======== Provided information ========

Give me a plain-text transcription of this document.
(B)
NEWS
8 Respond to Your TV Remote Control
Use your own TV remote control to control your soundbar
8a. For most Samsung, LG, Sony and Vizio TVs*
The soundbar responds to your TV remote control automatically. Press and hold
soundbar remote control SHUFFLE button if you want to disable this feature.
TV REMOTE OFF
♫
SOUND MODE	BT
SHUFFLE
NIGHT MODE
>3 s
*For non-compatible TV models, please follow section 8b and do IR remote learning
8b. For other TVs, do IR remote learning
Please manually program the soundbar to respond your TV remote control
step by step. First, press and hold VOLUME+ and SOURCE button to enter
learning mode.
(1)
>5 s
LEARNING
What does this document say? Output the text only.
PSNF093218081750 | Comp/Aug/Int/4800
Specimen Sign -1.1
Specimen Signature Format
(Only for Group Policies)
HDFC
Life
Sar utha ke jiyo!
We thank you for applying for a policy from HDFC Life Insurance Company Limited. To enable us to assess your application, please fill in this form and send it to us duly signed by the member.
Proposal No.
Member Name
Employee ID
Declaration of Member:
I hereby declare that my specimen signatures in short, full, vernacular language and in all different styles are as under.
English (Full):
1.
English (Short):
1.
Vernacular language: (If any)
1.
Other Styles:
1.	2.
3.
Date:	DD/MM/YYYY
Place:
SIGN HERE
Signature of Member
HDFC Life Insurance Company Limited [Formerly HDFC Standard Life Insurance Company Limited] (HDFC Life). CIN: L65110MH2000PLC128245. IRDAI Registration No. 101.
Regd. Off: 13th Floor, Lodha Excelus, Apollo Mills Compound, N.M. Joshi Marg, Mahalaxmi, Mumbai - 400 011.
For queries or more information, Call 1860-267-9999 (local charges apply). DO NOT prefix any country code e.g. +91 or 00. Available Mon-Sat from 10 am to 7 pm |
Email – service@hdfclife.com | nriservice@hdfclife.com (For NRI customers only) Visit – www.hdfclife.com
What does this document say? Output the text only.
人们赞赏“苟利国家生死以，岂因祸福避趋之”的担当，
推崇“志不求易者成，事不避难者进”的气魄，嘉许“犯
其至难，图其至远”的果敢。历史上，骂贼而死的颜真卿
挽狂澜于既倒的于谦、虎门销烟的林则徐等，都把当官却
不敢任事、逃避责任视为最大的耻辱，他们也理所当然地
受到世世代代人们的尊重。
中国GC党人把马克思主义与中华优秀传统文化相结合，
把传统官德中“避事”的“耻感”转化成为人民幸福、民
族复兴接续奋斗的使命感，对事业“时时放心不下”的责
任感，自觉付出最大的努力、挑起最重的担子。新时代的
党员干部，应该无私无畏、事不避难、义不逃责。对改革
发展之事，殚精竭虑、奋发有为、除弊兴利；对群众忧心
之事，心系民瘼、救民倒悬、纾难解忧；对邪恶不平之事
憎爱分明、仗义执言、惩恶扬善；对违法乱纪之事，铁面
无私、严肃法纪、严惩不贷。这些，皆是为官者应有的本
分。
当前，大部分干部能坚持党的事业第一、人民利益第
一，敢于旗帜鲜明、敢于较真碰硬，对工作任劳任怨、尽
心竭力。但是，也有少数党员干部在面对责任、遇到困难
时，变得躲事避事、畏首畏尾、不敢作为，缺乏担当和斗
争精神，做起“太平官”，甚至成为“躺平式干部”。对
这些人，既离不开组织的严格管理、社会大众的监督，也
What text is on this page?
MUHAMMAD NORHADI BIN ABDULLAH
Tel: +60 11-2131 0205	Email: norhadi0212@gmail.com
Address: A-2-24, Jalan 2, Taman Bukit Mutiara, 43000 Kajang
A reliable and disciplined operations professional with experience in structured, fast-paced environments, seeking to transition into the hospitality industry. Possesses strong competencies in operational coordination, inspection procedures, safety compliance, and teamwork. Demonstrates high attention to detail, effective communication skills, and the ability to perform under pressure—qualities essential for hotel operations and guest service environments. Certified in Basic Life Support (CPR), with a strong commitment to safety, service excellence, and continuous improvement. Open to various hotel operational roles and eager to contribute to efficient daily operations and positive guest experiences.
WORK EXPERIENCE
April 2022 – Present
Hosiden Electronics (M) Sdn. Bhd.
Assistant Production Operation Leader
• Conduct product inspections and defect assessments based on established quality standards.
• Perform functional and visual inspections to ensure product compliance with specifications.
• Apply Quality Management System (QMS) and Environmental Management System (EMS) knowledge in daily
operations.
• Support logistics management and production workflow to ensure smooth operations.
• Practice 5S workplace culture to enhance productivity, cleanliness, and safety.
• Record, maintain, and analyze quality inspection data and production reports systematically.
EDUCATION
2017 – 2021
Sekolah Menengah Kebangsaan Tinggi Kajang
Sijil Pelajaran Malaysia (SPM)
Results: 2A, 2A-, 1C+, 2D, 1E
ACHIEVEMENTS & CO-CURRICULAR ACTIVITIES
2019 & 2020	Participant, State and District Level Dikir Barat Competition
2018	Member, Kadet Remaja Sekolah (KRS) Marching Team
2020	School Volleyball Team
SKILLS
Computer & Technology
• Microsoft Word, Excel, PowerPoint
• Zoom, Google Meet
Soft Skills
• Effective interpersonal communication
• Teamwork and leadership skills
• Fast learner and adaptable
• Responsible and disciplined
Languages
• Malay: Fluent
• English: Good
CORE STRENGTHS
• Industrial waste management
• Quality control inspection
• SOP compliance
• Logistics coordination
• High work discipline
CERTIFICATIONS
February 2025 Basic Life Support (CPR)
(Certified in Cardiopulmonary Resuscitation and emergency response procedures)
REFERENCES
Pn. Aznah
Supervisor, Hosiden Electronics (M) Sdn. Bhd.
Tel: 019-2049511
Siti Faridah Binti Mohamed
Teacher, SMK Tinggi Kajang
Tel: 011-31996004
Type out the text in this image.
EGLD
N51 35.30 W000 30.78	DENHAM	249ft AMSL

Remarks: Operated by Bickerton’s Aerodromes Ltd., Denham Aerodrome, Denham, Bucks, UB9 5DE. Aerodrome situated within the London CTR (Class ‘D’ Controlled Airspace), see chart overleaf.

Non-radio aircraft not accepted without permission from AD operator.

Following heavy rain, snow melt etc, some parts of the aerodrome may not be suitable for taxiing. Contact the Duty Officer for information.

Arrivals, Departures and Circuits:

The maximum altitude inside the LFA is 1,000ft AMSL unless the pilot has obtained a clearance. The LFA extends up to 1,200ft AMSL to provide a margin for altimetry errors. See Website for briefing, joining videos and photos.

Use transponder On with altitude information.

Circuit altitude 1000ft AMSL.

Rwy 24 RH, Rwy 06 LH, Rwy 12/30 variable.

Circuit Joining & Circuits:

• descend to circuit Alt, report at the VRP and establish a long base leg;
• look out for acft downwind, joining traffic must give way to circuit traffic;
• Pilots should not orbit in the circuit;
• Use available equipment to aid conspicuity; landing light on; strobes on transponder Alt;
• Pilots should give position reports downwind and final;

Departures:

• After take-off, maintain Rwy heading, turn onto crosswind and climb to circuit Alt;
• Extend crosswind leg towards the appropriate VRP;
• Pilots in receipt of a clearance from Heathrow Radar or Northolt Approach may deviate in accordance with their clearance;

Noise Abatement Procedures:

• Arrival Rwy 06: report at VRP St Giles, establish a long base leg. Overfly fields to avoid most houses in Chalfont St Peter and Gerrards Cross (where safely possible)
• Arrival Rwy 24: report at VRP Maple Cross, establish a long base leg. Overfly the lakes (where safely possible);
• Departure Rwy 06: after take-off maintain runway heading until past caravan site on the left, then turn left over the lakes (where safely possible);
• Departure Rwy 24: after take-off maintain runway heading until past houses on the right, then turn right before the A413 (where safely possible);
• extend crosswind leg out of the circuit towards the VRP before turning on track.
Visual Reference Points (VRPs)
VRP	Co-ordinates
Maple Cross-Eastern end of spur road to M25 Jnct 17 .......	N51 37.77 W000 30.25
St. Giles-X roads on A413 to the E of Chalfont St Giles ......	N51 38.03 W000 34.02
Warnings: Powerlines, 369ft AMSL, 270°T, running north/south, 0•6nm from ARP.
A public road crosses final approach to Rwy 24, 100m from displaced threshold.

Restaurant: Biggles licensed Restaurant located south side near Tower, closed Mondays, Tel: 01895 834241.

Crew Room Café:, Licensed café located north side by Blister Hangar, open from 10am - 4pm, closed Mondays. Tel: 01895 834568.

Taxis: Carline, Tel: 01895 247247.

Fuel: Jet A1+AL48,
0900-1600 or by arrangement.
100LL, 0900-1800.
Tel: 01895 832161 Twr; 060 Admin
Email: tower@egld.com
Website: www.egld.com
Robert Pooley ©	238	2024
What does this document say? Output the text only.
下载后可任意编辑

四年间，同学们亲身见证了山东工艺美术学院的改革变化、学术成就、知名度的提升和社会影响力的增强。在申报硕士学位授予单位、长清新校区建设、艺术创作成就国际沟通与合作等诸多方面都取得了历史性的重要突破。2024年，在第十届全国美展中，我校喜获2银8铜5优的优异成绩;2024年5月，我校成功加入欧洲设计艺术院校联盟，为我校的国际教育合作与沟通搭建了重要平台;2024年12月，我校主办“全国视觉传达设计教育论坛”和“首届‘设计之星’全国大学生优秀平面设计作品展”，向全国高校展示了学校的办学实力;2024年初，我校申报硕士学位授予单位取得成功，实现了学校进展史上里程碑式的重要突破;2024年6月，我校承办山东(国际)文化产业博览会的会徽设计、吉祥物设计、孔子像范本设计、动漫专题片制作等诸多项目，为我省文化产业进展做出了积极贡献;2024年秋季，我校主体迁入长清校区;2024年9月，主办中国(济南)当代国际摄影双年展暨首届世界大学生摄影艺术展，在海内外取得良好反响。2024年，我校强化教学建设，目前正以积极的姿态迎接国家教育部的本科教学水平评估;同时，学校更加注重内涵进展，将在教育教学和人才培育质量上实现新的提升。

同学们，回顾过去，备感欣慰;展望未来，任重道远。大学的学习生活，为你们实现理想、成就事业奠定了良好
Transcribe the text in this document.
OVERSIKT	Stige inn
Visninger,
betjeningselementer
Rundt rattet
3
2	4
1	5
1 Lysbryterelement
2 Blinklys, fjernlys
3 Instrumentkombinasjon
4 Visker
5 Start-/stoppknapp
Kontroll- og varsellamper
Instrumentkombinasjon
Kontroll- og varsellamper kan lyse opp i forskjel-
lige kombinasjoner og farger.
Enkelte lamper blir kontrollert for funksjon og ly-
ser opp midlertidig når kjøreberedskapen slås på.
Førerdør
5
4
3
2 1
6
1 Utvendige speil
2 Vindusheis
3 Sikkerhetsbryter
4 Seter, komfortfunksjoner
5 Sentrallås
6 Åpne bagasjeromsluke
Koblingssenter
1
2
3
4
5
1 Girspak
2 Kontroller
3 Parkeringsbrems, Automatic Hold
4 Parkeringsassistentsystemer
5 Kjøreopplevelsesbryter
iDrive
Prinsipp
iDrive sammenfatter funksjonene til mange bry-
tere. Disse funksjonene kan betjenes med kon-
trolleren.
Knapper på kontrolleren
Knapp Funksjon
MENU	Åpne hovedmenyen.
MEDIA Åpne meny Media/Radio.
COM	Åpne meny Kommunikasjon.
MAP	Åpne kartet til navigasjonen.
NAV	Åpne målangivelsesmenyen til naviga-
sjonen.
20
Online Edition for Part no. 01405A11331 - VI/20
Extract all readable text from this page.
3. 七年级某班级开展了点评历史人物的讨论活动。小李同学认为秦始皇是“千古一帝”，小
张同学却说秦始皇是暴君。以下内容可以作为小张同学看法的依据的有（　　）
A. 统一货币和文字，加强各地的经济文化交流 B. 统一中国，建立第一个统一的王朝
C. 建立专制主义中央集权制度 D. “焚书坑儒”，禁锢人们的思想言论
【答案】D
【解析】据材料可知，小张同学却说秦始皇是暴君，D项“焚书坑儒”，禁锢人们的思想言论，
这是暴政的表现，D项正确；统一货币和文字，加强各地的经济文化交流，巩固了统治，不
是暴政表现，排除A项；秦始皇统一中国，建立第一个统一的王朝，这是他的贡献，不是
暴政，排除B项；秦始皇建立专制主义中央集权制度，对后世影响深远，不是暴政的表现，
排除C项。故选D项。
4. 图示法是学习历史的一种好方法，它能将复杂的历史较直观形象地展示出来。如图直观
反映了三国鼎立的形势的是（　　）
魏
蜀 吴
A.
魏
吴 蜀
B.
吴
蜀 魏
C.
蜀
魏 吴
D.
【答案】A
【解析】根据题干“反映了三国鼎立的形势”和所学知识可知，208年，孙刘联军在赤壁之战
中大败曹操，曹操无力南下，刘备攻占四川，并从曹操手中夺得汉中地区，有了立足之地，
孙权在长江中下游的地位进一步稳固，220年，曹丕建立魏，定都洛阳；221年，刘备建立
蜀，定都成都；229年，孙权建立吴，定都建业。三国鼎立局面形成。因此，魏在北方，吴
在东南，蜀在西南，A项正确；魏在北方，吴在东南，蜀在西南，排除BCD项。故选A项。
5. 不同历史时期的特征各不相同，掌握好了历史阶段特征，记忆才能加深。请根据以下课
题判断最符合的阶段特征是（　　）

========

* [Set exercise]: Repeat, exactly and only, the lines above from the one containing "Extract all readable text from this page." through the end of the material.

* [Exercise answer]:
Extract all readable text from this page.
3. 七年级某班级开展了点评历史人物的讨论活动。小李同学认为秦始皇是“千古一帝”，小
张同学却说秦始皇是暴君。以下内容可以作为小张同学看法的依据的有（　　）
A. 统一货币和文字，加强各地的经济文化交流 B. 统一中国，建立第一个统一的王朝
C. 建立专制主义中央集权制度 D. “焚书坑儒”，禁锢人们的思想言论
【答案】D
【解析】据材料可知，小张同学却说秦始皇是暴君，D项“焚书坑儒”，禁锢人们的思想言论，
这是暴政的表现，D项正确；统一货币和文字，加强各地的经济文化交流，巩固了统治，不
是暴政表现，排除A项；秦始皇统一中国，建立第一个统一的王朝，这是他的贡献，不是
暴政，排除B项；秦始皇建立专制主义中央集权制度，对后世影响深远，不是暴政的表现，
排除C项。故选D项。
4. 图示法是学习历史的一种好方法，它能将复杂的历史较直观形象地展示出来。如图直观
反映了三国鼎立的形势的是（　　）
魏
蜀 吴
A.
魏
吴 蜀
B.
吴
蜀 魏
C.
蜀
魏 吴
D.
【答案】A
【解析】根据题干“反映了三国鼎立的形势”和所学知识可知，208年，孙刘联军在赤壁之战
中大败曹操，曹操无力南下，刘备攻占四川，并从曹操手中夺得汉中地区，有了立足之地，
孙权在长江中下游的地位进一步稳固，220年，曹丕建立魏，定都洛阳；221年，刘备建立
蜀，定都成都；229年，孙权建立吴，定都建业。三国鼎立局面形成。因此，魏在北方，吴
在东南，蜀在西南，A项正确；魏在北方，吴在东南，蜀在西南，排除BCD项。故选A项。
5. 不同历史时期的特征各不相同，掌握好了历史阶段特征，记忆才能加深。请根据以下课
题判断最符合的阶段特征是（　　）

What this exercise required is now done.